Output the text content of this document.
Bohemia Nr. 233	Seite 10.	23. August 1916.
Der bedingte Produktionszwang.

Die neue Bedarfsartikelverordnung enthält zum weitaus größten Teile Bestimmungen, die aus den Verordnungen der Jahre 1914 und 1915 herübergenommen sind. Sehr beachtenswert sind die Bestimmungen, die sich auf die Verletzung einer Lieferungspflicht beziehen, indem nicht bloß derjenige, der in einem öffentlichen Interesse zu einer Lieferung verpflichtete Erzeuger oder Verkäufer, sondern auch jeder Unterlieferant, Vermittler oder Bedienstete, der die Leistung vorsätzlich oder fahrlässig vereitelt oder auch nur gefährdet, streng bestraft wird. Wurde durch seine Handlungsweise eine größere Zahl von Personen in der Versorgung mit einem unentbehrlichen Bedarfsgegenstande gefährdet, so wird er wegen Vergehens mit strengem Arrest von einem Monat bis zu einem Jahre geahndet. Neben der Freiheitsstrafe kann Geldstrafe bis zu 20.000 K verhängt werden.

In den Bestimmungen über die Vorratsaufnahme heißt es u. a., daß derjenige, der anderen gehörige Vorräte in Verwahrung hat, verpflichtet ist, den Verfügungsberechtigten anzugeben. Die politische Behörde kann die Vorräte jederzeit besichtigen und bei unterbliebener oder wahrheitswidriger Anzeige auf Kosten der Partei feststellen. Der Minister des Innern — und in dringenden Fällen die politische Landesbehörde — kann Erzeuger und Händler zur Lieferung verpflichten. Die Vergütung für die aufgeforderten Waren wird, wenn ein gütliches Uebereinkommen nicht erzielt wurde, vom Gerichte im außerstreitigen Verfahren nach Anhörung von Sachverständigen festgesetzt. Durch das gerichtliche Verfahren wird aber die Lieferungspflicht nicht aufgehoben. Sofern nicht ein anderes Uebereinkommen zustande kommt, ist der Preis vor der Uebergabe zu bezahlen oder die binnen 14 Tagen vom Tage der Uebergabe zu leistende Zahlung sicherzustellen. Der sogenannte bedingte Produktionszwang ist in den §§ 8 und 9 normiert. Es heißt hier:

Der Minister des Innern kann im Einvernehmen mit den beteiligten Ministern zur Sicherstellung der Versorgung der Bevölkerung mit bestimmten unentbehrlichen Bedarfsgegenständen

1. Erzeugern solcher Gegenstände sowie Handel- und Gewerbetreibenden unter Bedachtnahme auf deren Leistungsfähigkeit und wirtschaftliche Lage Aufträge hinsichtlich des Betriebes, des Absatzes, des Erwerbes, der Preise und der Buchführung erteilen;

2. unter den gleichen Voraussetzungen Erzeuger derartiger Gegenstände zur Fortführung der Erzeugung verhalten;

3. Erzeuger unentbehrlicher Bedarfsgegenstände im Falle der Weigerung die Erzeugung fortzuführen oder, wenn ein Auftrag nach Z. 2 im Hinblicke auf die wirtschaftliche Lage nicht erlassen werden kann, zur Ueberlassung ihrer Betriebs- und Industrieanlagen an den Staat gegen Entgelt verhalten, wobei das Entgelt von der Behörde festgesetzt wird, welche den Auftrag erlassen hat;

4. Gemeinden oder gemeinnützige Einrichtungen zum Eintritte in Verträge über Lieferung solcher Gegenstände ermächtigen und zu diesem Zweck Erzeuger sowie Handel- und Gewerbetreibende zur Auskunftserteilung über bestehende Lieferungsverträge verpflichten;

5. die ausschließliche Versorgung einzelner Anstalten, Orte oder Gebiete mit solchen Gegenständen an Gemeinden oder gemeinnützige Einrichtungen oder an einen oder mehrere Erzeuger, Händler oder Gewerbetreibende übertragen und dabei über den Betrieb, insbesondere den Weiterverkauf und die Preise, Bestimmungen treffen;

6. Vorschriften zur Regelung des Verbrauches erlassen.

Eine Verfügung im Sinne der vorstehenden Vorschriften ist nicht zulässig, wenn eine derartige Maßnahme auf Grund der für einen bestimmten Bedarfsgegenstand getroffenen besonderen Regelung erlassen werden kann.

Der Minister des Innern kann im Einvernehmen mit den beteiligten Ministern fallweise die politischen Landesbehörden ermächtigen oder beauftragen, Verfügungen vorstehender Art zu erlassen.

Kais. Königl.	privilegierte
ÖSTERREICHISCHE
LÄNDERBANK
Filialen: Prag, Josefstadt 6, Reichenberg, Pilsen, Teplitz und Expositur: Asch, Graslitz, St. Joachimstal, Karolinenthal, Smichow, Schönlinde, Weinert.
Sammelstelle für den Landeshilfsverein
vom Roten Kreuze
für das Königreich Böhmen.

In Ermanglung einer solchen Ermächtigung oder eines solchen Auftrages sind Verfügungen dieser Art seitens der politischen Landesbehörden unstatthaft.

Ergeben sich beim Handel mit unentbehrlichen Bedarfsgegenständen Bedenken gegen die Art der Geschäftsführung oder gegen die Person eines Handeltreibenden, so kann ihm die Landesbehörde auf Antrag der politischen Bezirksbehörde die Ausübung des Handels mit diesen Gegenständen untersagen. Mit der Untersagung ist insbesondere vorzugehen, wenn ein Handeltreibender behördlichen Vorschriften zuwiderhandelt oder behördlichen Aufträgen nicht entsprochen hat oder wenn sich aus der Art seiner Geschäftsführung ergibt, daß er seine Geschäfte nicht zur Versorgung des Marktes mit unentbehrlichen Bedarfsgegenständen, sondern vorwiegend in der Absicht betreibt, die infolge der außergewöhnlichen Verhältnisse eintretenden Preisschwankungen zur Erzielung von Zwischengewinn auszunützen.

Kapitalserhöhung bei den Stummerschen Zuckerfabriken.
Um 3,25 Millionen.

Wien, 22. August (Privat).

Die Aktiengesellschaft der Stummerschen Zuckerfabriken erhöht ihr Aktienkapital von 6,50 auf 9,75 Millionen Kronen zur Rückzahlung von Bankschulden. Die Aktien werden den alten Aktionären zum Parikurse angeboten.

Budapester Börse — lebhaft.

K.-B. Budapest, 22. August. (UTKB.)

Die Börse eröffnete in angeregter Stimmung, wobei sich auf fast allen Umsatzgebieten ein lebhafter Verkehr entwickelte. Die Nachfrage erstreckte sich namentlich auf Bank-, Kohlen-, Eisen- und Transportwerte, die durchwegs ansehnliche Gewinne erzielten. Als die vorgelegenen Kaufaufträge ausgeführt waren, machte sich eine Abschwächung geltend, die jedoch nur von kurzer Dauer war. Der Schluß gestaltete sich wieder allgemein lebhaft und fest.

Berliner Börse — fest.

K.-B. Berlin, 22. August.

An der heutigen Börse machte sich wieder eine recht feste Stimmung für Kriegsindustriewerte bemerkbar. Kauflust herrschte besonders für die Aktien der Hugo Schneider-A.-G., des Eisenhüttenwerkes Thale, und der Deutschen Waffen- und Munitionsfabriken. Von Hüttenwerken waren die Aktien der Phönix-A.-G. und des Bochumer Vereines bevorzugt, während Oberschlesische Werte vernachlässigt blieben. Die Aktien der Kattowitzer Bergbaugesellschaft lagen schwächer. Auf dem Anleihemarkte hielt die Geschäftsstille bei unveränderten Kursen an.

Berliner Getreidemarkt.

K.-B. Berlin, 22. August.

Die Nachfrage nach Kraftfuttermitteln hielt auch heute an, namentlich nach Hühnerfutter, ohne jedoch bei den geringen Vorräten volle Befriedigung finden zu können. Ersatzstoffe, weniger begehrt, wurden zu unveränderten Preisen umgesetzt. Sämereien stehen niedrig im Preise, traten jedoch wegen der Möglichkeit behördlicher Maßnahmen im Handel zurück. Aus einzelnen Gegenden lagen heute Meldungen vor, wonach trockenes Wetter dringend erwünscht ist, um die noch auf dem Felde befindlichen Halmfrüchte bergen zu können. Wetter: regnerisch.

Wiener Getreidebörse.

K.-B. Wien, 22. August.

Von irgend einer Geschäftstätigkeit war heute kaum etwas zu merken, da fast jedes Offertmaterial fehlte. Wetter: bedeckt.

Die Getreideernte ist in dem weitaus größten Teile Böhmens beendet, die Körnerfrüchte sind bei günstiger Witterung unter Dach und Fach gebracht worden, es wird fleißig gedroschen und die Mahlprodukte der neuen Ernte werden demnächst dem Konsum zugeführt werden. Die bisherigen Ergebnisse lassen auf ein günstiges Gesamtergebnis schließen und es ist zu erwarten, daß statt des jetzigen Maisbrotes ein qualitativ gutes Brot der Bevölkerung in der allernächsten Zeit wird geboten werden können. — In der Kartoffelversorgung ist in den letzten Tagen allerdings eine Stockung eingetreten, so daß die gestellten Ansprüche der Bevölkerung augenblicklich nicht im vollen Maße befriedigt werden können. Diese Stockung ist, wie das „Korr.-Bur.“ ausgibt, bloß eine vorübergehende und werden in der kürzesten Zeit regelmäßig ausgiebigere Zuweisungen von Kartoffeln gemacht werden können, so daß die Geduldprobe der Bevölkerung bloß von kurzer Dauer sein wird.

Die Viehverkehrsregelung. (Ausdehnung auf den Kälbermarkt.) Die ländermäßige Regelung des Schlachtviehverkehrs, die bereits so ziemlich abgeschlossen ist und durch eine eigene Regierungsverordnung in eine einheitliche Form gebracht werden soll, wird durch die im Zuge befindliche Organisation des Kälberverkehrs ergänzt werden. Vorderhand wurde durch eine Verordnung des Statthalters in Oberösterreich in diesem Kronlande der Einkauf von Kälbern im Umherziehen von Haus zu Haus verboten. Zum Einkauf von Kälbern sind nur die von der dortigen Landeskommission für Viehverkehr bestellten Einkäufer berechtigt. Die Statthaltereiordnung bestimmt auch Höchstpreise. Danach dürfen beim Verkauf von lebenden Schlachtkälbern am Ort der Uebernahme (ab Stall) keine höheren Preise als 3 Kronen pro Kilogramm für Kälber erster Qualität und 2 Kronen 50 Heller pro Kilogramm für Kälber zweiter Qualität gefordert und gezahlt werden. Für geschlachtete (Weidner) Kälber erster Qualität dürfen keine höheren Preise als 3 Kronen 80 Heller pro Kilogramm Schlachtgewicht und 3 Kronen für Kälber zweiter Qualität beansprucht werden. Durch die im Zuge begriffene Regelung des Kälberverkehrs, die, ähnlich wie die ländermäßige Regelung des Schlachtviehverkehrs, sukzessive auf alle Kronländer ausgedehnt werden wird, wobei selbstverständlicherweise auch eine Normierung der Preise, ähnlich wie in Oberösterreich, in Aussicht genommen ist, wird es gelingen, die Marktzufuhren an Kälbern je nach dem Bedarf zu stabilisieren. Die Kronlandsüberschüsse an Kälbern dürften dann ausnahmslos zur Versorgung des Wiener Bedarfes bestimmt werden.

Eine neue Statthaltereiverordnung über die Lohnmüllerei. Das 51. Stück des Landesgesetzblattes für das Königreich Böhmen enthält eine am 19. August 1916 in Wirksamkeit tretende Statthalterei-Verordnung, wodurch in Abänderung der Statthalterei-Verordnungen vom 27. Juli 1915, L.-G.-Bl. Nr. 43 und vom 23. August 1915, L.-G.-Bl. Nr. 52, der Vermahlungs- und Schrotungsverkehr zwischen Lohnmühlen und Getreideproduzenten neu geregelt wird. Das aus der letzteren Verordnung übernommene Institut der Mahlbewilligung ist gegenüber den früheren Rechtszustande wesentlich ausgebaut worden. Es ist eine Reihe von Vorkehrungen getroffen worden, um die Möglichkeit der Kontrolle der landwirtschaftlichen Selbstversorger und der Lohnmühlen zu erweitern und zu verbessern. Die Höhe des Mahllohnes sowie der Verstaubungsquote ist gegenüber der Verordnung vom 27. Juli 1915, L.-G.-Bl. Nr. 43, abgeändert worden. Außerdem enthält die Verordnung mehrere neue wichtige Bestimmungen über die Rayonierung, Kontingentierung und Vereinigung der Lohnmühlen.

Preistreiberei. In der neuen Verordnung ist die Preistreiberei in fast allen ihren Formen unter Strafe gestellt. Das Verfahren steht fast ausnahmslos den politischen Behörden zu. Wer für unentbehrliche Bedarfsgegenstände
--------------------------------------------------
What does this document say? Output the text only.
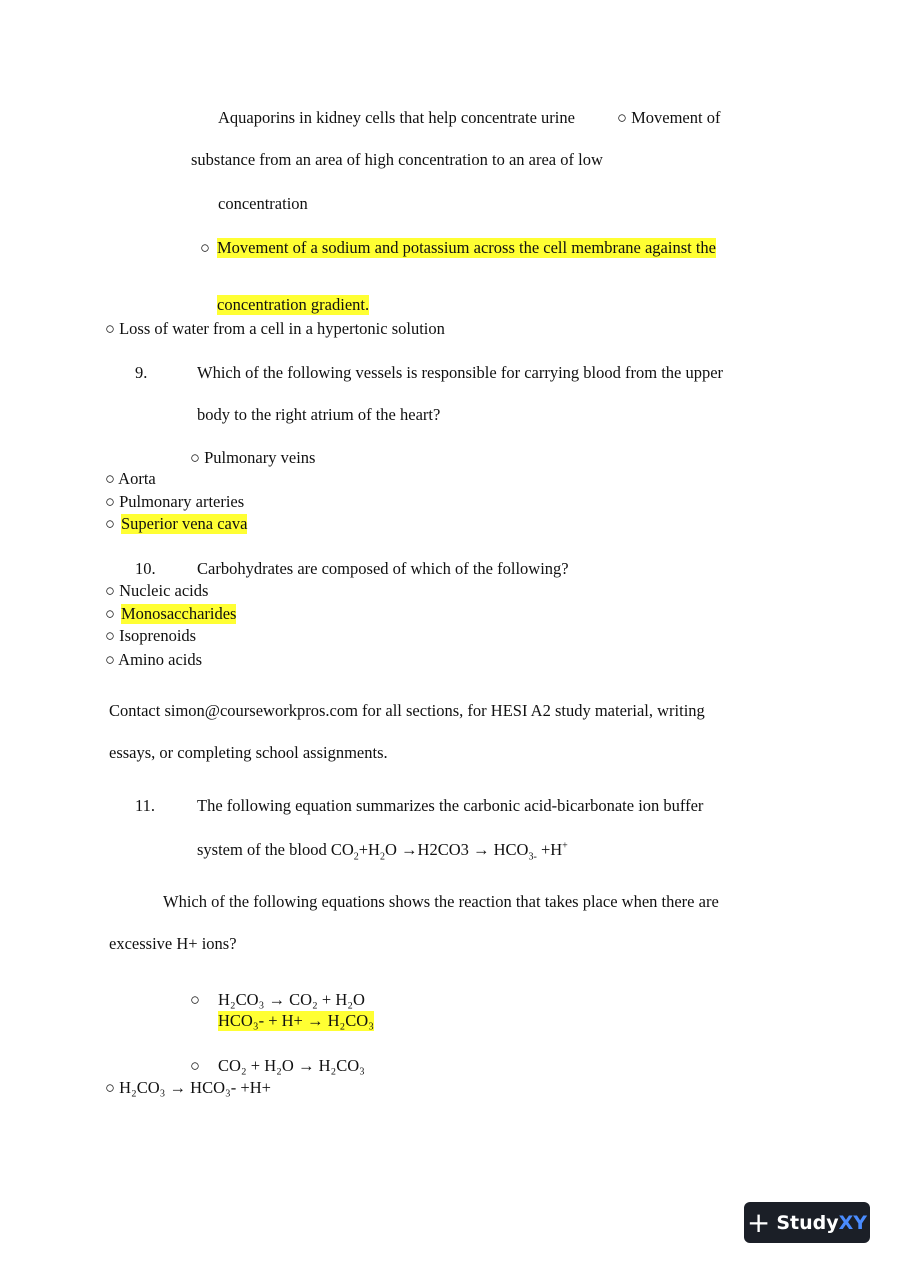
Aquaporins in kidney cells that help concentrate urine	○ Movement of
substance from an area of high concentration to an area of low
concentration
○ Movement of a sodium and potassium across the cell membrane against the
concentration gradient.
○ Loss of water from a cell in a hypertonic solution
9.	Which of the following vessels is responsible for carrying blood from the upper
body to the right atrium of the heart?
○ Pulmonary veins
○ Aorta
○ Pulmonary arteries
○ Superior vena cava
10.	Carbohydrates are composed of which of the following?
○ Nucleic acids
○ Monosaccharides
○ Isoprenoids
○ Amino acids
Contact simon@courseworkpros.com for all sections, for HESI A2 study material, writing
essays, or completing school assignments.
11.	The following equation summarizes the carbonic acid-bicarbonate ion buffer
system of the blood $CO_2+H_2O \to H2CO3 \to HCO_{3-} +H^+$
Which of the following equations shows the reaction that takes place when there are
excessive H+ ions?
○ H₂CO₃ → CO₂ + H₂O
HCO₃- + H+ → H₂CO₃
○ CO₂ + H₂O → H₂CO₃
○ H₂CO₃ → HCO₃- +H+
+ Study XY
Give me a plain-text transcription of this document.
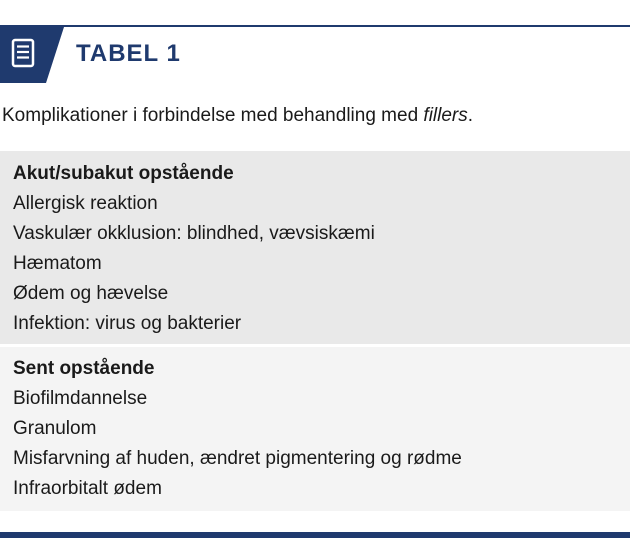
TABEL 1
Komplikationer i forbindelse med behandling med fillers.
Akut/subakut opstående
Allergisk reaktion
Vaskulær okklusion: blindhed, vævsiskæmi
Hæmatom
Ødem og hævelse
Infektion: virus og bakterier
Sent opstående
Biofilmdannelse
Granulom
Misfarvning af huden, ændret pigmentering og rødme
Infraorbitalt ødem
--------------------------------------------------
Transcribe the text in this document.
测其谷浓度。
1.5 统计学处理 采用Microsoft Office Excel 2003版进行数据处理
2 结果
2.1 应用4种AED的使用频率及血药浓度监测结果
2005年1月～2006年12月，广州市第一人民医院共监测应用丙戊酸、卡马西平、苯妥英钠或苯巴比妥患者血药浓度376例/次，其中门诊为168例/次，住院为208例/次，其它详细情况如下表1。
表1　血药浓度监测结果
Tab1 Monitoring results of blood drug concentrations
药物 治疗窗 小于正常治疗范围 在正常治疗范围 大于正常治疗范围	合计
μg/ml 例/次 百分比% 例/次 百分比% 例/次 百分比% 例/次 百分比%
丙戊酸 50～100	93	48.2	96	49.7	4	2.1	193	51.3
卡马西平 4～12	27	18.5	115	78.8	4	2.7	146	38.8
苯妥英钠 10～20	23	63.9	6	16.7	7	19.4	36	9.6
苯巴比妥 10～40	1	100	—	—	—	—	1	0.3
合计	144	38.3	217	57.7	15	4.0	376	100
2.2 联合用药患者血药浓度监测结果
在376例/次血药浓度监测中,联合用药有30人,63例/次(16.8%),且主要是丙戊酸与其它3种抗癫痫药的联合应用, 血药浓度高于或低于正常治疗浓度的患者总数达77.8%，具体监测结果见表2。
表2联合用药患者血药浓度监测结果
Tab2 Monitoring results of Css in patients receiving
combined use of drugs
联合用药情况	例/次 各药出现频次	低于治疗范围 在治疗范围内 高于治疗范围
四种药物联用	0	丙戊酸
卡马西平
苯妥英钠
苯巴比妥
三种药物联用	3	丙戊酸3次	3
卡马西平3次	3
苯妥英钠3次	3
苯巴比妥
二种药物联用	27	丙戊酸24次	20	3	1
--------------------------------------------------
WORK TO BE COMPLETED
Which of the lines in the data hold the string "Handel"? Report each of them by copying it.

COMPLETED EXERCISE
1. Erzeugern solcher Gegenstände sowie Handel- und Gewerbetreibenden unter Bedachtnahme auf deren Leistungsfähigkeit und wirtschaftliche Lage Aufträge hinsichtlich des Betriebes, des Absatzes, des Erwerbes, der Preise und der Buchführung erteilen;
4. Gemeinden oder gemeinnützige Einrichtungen zum Eintritte in Verträge über Lieferung solcher Gegenstände ermächtigen und zu diesem Zweck Erzeuger sowie Handel- und Gewerbetreibende zur Auskunftserteilung über bestehende Lieferungsverträge verpflichten;
Ergeben sich beim Handel mit unentbehrlichen Bedarfsgegenständen Bedenken gegen die Art der Geschäftsführung oder gegen die Person eines Handeltreibenden, so kann ihm die Landesbehörde auf Antrag der politischen Bezirksbehörde die Ausübung des Handels mit diesen Gegenständen untersagen. Mit der Untersagung ist insbesondere vorzugehen, wenn ein Handeltreibender behördlichen Vorschriften zuwiderhandelt oder behördlichen Aufträgen nicht entsprochen hat oder wenn sich aus der Art seiner Geschäftsführung ergibt, daß er seine Geschäfte nicht zur Versorgung des Marktes mit unentbehrlichen Bedarfsgegenständen, sondern vorwiegend in der Absicht betreibt, die infolge der außergewöhnlichen Verhältnisse eintretenden Preisschwankungen zur Erzielung von Zwischengewinn auszunützen.
Die Nachfrage nach Kraftfuttermitteln hielt auch heute an, namentlich nach Hühnerfutter, ohne jedoch bei den geringen Vorräten volle Befriedigung finden zu können. Ersatzstoffe, weniger begehrt, wurden zu unveränderten Preisen umgesetzt. Sämereien stehen niedrig im Preise, traten jedoch wegen der Möglichkeit behördlicher Maßnahmen im Handel zurück. Aus einzelnen Gegenden lagen heute Meldungen vor, wonach trockenes Wetter dringend erwünscht ist, um die noch auf dem Felde befindlichen Halmfrüchte bergen zu können. Wetter: regnerisch.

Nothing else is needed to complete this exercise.